##### DATA EXTRACT #####

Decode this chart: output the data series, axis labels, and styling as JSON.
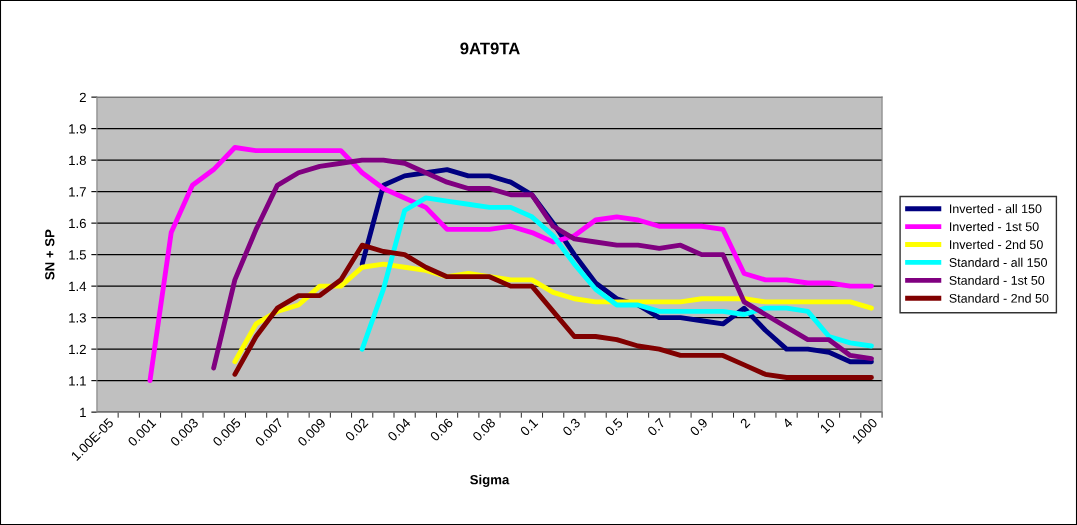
{
  "chart_data": {
    "type": "line",
    "title": "9AT9TA",
    "xlabel": "Sigma",
    "ylabel": "SN + SP",
    "categories": [
      "1.00E-05",
      null,
      "0.001",
      null,
      "0.003",
      null,
      "0.005",
      null,
      "0.007",
      null,
      "0.009",
      null,
      "0.02",
      null,
      "0.04",
      null,
      "0.06",
      null,
      "0.08",
      null,
      "0.1",
      null,
      "0.3",
      null,
      "0.5",
      null,
      "0.7",
      null,
      "0.9",
      null,
      "2",
      null,
      "4",
      null,
      "10",
      null,
      "1000"
    ],
    "ylim": [
      1,
      2
    ],
    "yticks": [
      1,
      1.1,
      1.2,
      1.3,
      1.4,
      1.5,
      1.6,
      1.7,
      1.8,
      1.9,
      2
    ],
    "grid": "y",
    "legend": "right",
    "marker": "none",
    "line_style": "solid",
    "series": [
      {
        "name": "Inverted - all 150",
        "color": "#000080",
        "values": [
          null,
          null,
          null,
          null,
          null,
          null,
          null,
          null,
          null,
          null,
          null,
          null,
          1.47,
          1.72,
          1.75,
          1.76,
          1.77,
          1.75,
          1.75,
          1.73,
          1.69,
          1.6,
          1.5,
          1.41,
          1.36,
          1.34,
          1.3,
          1.3,
          1.29,
          1.28,
          1.33,
          1.26,
          1.2,
          1.2,
          1.19,
          1.16,
          1.16
        ]
      },
      {
        "name": "Inverted - 1st 50",
        "color": "#ff00ff",
        "values": [
          null,
          null,
          1.1,
          1.57,
          1.72,
          1.77,
          1.84,
          1.83,
          1.83,
          1.83,
          1.83,
          1.83,
          1.76,
          1.71,
          1.68,
          1.65,
          1.58,
          1.58,
          1.58,
          1.59,
          1.57,
          1.54,
          1.56,
          1.61,
          1.62,
          1.61,
          1.59,
          1.59,
          1.59,
          1.58,
          1.44,
          1.42,
          1.42,
          1.41,
          1.41,
          1.4,
          1.4
        ]
      },
      {
        "name": "Inverted - 2nd 50",
        "color": "#ffff00",
        "values": [
          null,
          null,
          null,
          null,
          null,
          null,
          1.16,
          1.28,
          1.32,
          1.34,
          1.4,
          1.4,
          1.46,
          1.47,
          1.46,
          1.45,
          1.43,
          1.44,
          1.43,
          1.42,
          1.42,
          1.38,
          1.36,
          1.35,
          1.35,
          1.35,
          1.35,
          1.35,
          1.36,
          1.36,
          1.36,
          1.35,
          1.35,
          1.35,
          1.35,
          1.35,
          1.33
        ]
      },
      {
        "name": "Standard - all 150",
        "color": "#00ffff",
        "values": [
          null,
          null,
          null,
          null,
          null,
          null,
          null,
          null,
          null,
          null,
          null,
          null,
          1.2,
          1.39,
          1.64,
          1.68,
          1.67,
          1.66,
          1.65,
          1.65,
          1.62,
          1.56,
          1.47,
          1.39,
          1.34,
          1.34,
          1.32,
          1.32,
          1.32,
          1.32,
          1.31,
          1.33,
          1.33,
          1.32,
          1.24,
          1.22,
          1.21
        ]
      },
      {
        "name": "Standard - 1st 50",
        "color": "#800080",
        "values": [
          null,
          null,
          null,
          null,
          null,
          1.14,
          1.42,
          1.58,
          1.72,
          1.76,
          1.78,
          1.79,
          1.8,
          1.8,
          1.79,
          1.76,
          1.73,
          1.71,
          1.71,
          1.69,
          1.69,
          1.59,
          1.55,
          1.54,
          1.53,
          1.53,
          1.52,
          1.53,
          1.5,
          1.5,
          1.35,
          1.31,
          1.27,
          1.23,
          1.23,
          1.18,
          1.17
        ]
      },
      {
        "name": "Standard - 2nd 50",
        "color": "#800000",
        "values": [
          null,
          null,
          null,
          null,
          null,
          null,
          1.12,
          1.24,
          1.33,
          1.37,
          1.37,
          1.42,
          1.53,
          1.51,
          1.5,
          1.46,
          1.43,
          1.43,
          1.43,
          1.4,
          1.4,
          1.32,
          1.24,
          1.24,
          1.23,
          1.21,
          1.2,
          1.18,
          1.18,
          1.18,
          1.15,
          1.12,
          1.11,
          1.11,
          1.11,
          1.11,
          1.11
        ]
      }
    ]
  }
}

#####

TASK STATEMENT: Only the number is wanted: how many lines in the data include the word "Standard"?

WRITTEN SOLUTION: 3